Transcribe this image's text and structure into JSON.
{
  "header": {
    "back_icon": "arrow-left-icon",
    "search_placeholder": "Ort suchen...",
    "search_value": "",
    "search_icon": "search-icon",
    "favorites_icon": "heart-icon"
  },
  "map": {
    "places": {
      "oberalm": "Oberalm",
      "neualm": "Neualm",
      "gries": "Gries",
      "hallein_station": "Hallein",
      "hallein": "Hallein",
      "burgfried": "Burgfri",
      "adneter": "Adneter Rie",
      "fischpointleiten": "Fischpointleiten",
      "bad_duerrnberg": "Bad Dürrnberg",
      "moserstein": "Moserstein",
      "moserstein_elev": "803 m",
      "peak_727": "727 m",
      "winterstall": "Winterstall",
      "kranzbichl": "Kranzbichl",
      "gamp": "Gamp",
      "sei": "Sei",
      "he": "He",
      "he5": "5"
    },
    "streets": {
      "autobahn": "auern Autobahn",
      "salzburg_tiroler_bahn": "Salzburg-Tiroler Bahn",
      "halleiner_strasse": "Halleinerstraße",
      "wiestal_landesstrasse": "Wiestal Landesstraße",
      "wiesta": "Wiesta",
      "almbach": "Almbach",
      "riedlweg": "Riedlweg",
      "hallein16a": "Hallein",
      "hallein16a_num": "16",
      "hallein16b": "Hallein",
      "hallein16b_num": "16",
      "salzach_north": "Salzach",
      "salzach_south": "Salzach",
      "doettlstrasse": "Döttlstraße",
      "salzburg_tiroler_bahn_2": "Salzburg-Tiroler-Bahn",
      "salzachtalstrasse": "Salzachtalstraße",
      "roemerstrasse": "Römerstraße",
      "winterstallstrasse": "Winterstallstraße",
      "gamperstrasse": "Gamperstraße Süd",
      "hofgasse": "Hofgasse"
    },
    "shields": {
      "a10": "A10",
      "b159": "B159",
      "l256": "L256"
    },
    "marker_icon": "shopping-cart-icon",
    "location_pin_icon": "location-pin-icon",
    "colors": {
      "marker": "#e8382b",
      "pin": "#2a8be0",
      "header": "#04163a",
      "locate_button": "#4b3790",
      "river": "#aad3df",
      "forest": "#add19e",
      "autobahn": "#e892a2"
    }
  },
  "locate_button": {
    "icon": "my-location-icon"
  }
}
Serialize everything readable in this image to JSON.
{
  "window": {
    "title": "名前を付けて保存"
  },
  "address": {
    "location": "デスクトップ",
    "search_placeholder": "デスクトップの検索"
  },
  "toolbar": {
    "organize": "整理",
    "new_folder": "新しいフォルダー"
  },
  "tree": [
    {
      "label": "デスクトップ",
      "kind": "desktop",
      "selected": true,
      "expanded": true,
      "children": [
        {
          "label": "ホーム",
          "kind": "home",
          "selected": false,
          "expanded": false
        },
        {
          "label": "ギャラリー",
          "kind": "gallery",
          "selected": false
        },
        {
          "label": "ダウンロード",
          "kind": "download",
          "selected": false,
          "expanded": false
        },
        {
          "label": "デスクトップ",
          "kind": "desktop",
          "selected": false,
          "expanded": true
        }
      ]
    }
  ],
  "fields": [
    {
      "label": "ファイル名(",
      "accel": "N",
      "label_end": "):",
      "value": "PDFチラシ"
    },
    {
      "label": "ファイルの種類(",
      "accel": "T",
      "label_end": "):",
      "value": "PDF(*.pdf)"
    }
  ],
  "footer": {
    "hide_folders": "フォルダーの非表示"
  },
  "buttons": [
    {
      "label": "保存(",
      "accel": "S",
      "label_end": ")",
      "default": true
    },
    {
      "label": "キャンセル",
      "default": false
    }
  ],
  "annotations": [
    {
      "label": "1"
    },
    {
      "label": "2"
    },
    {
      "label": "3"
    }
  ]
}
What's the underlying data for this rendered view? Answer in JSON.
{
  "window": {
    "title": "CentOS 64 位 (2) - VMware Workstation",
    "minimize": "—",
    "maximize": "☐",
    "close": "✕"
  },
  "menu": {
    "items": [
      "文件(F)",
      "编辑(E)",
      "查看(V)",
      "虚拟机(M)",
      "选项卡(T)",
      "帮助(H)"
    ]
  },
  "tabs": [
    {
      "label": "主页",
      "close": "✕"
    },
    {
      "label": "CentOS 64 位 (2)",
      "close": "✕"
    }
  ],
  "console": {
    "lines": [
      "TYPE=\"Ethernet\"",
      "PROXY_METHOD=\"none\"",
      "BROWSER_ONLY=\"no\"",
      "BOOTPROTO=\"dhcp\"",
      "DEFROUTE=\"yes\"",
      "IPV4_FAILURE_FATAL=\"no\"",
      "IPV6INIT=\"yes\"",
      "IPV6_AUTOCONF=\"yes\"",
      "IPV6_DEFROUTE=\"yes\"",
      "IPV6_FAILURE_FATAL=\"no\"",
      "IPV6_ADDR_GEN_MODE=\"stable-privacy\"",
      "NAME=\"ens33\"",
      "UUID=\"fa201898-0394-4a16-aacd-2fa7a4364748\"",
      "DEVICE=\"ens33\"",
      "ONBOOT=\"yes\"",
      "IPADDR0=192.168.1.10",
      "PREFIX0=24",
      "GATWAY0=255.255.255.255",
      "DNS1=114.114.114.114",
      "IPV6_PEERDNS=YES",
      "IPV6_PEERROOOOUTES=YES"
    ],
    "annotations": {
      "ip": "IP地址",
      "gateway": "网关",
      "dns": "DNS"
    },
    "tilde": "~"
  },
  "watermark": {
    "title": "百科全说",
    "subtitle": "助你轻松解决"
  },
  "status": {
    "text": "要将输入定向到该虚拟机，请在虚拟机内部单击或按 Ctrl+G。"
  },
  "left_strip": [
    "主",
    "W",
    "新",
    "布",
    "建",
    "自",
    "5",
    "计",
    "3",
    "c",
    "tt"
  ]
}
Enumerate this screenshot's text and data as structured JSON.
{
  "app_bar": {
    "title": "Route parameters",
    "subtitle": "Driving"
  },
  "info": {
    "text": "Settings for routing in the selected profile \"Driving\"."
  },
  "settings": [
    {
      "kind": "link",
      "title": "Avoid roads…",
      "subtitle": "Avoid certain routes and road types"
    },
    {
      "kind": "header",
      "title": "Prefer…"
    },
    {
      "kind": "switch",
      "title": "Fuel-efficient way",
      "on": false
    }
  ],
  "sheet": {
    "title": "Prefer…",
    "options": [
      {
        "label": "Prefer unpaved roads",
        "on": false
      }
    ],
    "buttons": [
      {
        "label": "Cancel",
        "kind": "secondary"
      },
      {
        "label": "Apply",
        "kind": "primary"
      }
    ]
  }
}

☆ ☆ ☆ ☆ ☆ ☆ ☆

:: Task brief ::
Reproduce only the lines running from the one with "Enumerate this screenshot's" through the final line of the listing above, both ends included.

:: Response to this task ::
Enumerate this screenshot's text and data as structured JSON.
{
  "app_bar": {
    "title": "Route parameters",
    "subtitle": "Driving"
  },
  "info": {
    "text": "Settings for routing in the selected profile \"Driving\"."
  },
  "settings": [
    {
      "kind": "link",
      "title": "Avoid roads…",
      "subtitle": "Avoid certain routes and road types"
    },
    {
      "kind": "header",
      "title": "Prefer…"
    },
    {
      "kind": "switch",
      "title": "Fuel-efficient way",
      "on": false
    }
  ],
  "sheet": {
    "title": "Prefer…",
    "options": [
      {
        "label": "Prefer unpaved roads",
        "on": false
      }
    ],
    "buttons": [
      {
        "label": "Cancel",
        "kind": "secondary"
      },
      {
        "label": "Apply",
        "kind": "primary"
      }
    ]
  }
}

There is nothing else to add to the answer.